The data below should be printed in full, exactly, and without any of its images.

Dataset listings of figures:
* BEGIN *
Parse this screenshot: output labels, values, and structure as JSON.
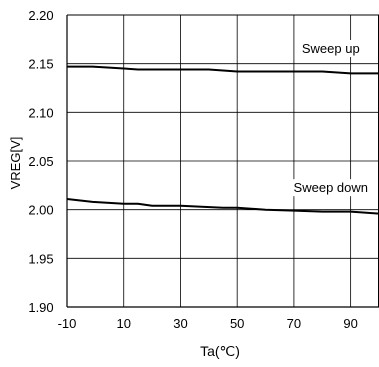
{
  "chart_data": {
    "type": "line",
    "xlabel": "Ta(℃)",
    "ylabel": "VREG[V]",
    "xlim": [
      -10,
      100
    ],
    "ylim": [
      1.9,
      2.2
    ],
    "x_ticks": [
      -10,
      10,
      30,
      50,
      70,
      90
    ],
    "x_tick_labels": [
      "-10",
      "10",
      "30",
      "50",
      "70",
      "90"
    ],
    "y_ticks": [
      1.9,
      1.95,
      2.0,
      2.05,
      2.1,
      2.15,
      2.2
    ],
    "y_tick_labels": [
      "1.90",
      "1.95",
      "2.00",
      "2.05",
      "2.10",
      "2.15",
      "2.20"
    ],
    "grid": true,
    "line_color": "#000000",
    "series": [
      {
        "name": "Sweep up",
        "x": [
          -10,
          -1,
          5,
          10,
          15,
          25,
          40,
          50,
          60,
          80,
          90,
          100
        ],
        "y": [
          2.147,
          2.147,
          2.146,
          2.145,
          2.144,
          2.144,
          2.144,
          2.142,
          2.142,
          2.142,
          2.14,
          2.14
        ]
      },
      {
        "name": "Sweep down",
        "x": [
          -10,
          -1,
          10,
          15,
          20,
          30,
          45,
          50,
          60,
          70,
          80,
          90,
          100
        ],
        "y": [
          2.011,
          2.008,
          2.006,
          2.006,
          2.004,
          2.004,
          2.002,
          2.002,
          2.0,
          1.999,
          1.998,
          1.998,
          1.996
        ]
      }
    ],
    "annotations": [
      {
        "text": "Sweep up",
        "x": 83,
        "y": 2.162
      },
      {
        "text": "Sweep down",
        "x": 83,
        "y": 2.019
      }
    ]
  }
}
* END *
#### [Final result]
Parse this screenshot: output labels, values, and structure as JSON.
{
  "chart_data": {
    "type": "line",
    "xlabel": "Ta(℃)",
    "ylabel": "VREG[V]",
    "xlim": [
      -10,
      100
    ],
    "ylim": [
      1.9,
      2.2
    ],
    "x_ticks": [
      -10,
      10,
      30,
      50,
      70,
      90
    ],
    "x_tick_labels": [
      "-10",
      "10",
      "30",
      "50",
      "70",
      "90"
    ],
    "y_ticks": [
      1.9,
      1.95,
      2.0,
      2.05,
      2.1,
      2.15,
      2.2
    ],
    "y_tick_labels": [
      "1.90",
      "1.95",
      "2.00",
      "2.05",
      "2.10",
      "2.15",
      "2.20"
    ],
    "grid": true,
    "line_color": "#000000",
    "series": [
      {
        "name": "Sweep up",
        "x": [
          -10,
          -1,
          5,
          10,
          15,
          25,
          40,
          50,
          60,
          80,
          90,
          100
        ],
        "y": [
          2.147,
          2.147,
          2.146,
          2.145,
          2.144,
          2.144,
          2.144,
          2.142,
          2.142,
          2.142,
          2.14,
          2.14
        ]
      },
      {
        "name": "Sweep down",
        "x": [
          -10,
          -1,
          10,
          15,
          20,
          30,
          45,
          50,
          60,
          70,
          80,
          90,
          100
        ],
        "y": [
          2.011,
          2.008,
          2.006,
          2.006,
          2.004,
          2.004,
          2.002,
          2.002,
          2.0,
          1.999,
          1.998,
          1.998,
          1.996
        ]
      }
    ],
    "annotations": [
      {
        "text": "Sweep up",
        "x": 83,
        "y": 2.162
      },
      {
        "text": "Sweep down",
        "x": 83,
        "y": 2.019
      }
    ]
  }
}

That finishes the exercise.